Exercise aim –
Leave out the pictures and reproduce all of the data exactly.

Extracted information –
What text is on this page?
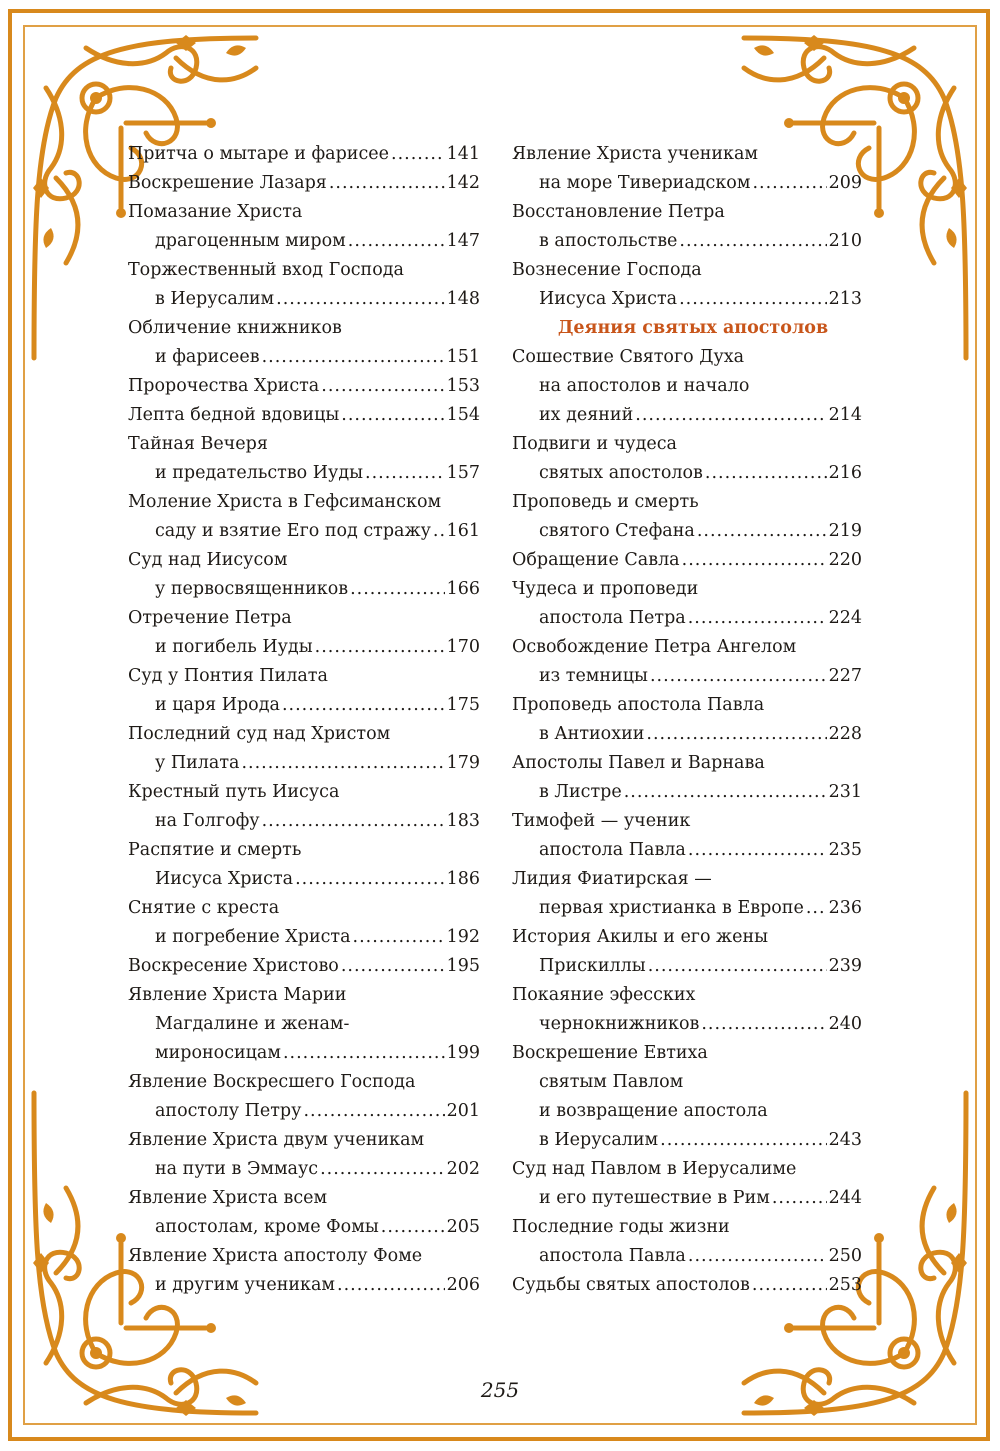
Притча о мытаре и фарисее .....	141
Воскрешение Лазаря .....	142
Помазание Христа
драгоценным миром .....	147
Торжественный вход Господа
в Иерусалим .....	148
Обличение книжников
и фарисеев .....	151
Пророчества Христа .....	153
Лепта бедной вдовицы .....	154
Тайная Вечеря
и предательство Иуды .....	157
Моление Христа в Гефсиманском
саду и взятие Его под стражу ..... 161
Суд над Иисусом
у первосвященников .....	166
Отречение Петра
и погибель Иуды .....	170
Суд у Понтия Пилата
и царя Ирода .....	175
Последний суд над Христом
у Пилата .....	179
Крестный путь Иисуса
на Голгофу .....	183
Распятие и смерть
Иисуса Христа .....	186
Снятие с креста
и погребение Христа .....	192
Воскресение Христово .....	195
Явление Христа Марии
Магдалине и женам-
мироносицам .....	199
Явление Воскресшего Господа
апостолу Петру .....	201
Явление Христа двум ученикам
на пути в Эммаус .....	202
Явление Христа всем
апостолам, кроме Фомы .....	205
Явление Христа апостолу Фоме
и другим ученикам .....	206
Явление Христа ученикам
на море Тивериадском .....	209
Восстановление Петра
в апостольстве .....	210
Вознесение Господа
Иисуса Христа .....	213
Деяния святых апостолов
Сошествие Святого Духа
на апостолов и начало
их деяний .....	214
Подвиги и чудеса
святых апостолов .....	216
Проповедь и смерть
святого Стефана .....	219
Обращение Савла .....	220
Чудеса и проповеди
апостола Петра .....	224
Освобождение Петра Ангелом
из темницы .....	227
Проповедь апостола Павла
в Антиохии .....	228
Апостолы Павел и Варнава
в Листре .....	231
Тимофей — ученик
апостола Павла .....	235
Лидия Фиатирская —
первая христианка в Европе ..... 236
История Акилы и его жены
Прискиллы .....	239
Покаяние эфесских
чернокнижников .....	240
Воскрешение Евтиха
святым Павлом
и возвращение апостола
в Иерусалим .....	243
Суд над Павлом в Иерусалиме
и его путешествие в Рим .....	244
Последние годы жизни
апостола Павла .....	250
Судьбы святых апостолов .....	253
255
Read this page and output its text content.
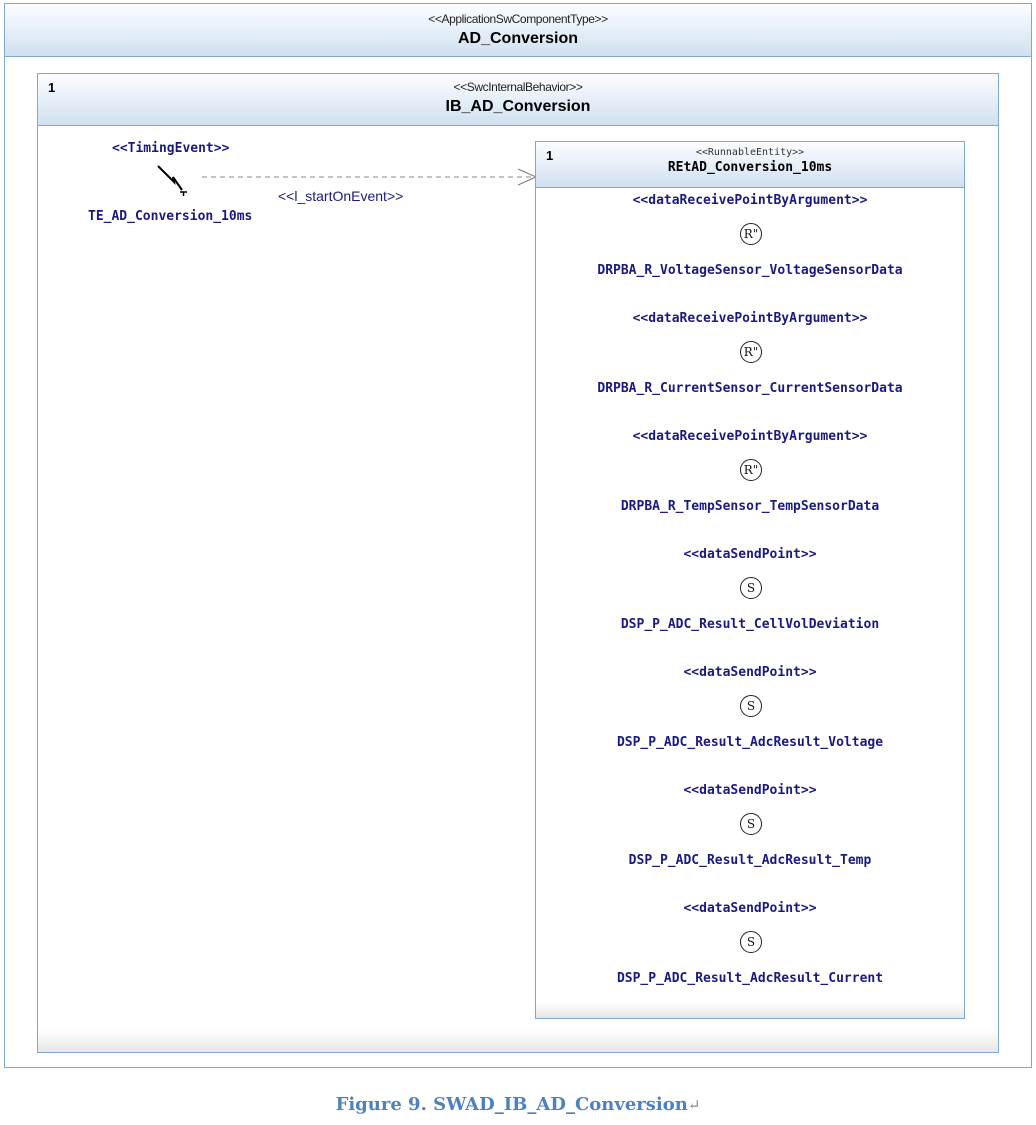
<<ApplicationSwComponentType>>
AD_Conversion
1	<<SwcInternalBehavior>>
IB_AD_Conversion
<<TimingEvent>>
TE_AD_Conversion_10ms
<<l_startOnEvent>>
1	<<RunnableEntity>>
REtAD_Conversion_10ms
<<dataReceivePointByArgument>>
R"
DRPBA_R_VoltageSensor_VoltageSensorData
<<dataReceivePointByArgument>>
R"
DRPBA_R_CurrentSensor_CurrentSensorData
<<dataReceivePointByArgument>>
R"
DRPBA_R_TempSensor_TempSensorData
<<dataSendPoint>>
S
DSP_P_ADC_Result_CellVolDeviation
<<dataSendPoint>>
S
DSP_P_ADC_Result_AdcResult_Voltage
<<dataSendPoint>>
S
DSP_P_ADC_Result_AdcResult_Temp
<<dataSendPoint>>
S
DSP_P_ADC_Result_AdcResult_Current
Figure 9. SWAD_IB_AD_Conversion↵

Problem solution –
What text is on this page?
Притча о мытаре и фарисее .....	141
Воскрешение Лазаря .....	142
Помазание Христа
драгоценным миром .....	147
Торжественный вход Господа
в Иерусалим .....	148
Обличение книжников
и фарисеев .....	151
Пророчества Христа .....	153
Лепта бедной вдовицы .....	154
Тайная Вечеря
и предательство Иуды .....	157
Моление Христа в Гефсиманском
саду и взятие Его под стражу ..... 161
Суд над Иисусом
у первосвященников .....	166
Отречение Петра
и погибель Иуды .....	170
Суд у Понтия Пилата
и царя Ирода .....	175
Последний суд над Христом
у Пилата .....	179
Крестный путь Иисуса
на Голгофу .....	183
Распятие и смерть
Иисуса Христа .....	186
Снятие с креста
и погребение Христа .....	192
Воскресение Христово .....	195
Явление Христа Марии
Магдалине и женам-
мироносицам .....	199
Явление Воскресшего Господа
апостолу Петру .....	201
Явление Христа двум ученикам
на пути в Эммаус .....	202
Явление Христа всем
апостолам, кроме Фомы .....	205
Явление Христа апостолу Фоме
и другим ученикам .....	206
Явление Христа ученикам
на море Тивериадском .....	209
Восстановление Петра
в апостольстве .....	210
Вознесение Господа
Иисуса Христа .....	213
Деяния святых апостолов
Сошествие Святого Духа
на апостолов и начало
их деяний .....	214
Подвиги и чудеса
святых апостолов .....	216
Проповедь и смерть
святого Стефана .....	219
Обращение Савла .....	220
Чудеса и проповеди
апостола Петра .....	224
Освобождение Петра Ангелом
из темницы .....	227
Проповедь апостола Павла
в Антиохии .....	228
Апостолы Павел и Варнава
в Листре .....	231
Тимофей — ученик
апостола Павла .....	235
Лидия Фиатирская —
первая христианка в Европе ..... 236
История Акилы и его жены
Прискиллы .....	239
Покаяние эфесских
чернокнижников .....	240
Воскрешение Евтиха
святым Павлом
и возвращение апостола
в Иерусалим .....	243
Суд над Павлом в Иерусалиме
и его путешествие в Рим .....	244
Последние годы жизни
апостола Павла .....	250
Судьбы святых апостолов .....	253
255
Read this page and output its text content.
<<ApplicationSwComponentType>>
AD_Conversion
1	<<SwcInternalBehavior>>
IB_AD_Conversion
<<TimingEvent>>
TE_AD_Conversion_10ms
<<l_startOnEvent>>
1	<<RunnableEntity>>
REtAD_Conversion_10ms
<<dataReceivePointByArgument>>
R"
DRPBA_R_VoltageSensor_VoltageSensorData
<<dataReceivePointByArgument>>
R"
DRPBA_R_CurrentSensor_CurrentSensorData
<<dataReceivePointByArgument>>
R"
DRPBA_R_TempSensor_TempSensorData
<<dataSendPoint>>
S
DSP_P_ADC_Result_CellVolDeviation
<<dataSendPoint>>
S
DSP_P_ADC_Result_AdcResult_Voltage
<<dataSendPoint>>
S
DSP_P_ADC_Result_AdcResult_Temp
<<dataSendPoint>>
S
DSP_P_ADC_Result_AdcResult_Current
Figure 9. SWAD_IB_AD_Conversion↵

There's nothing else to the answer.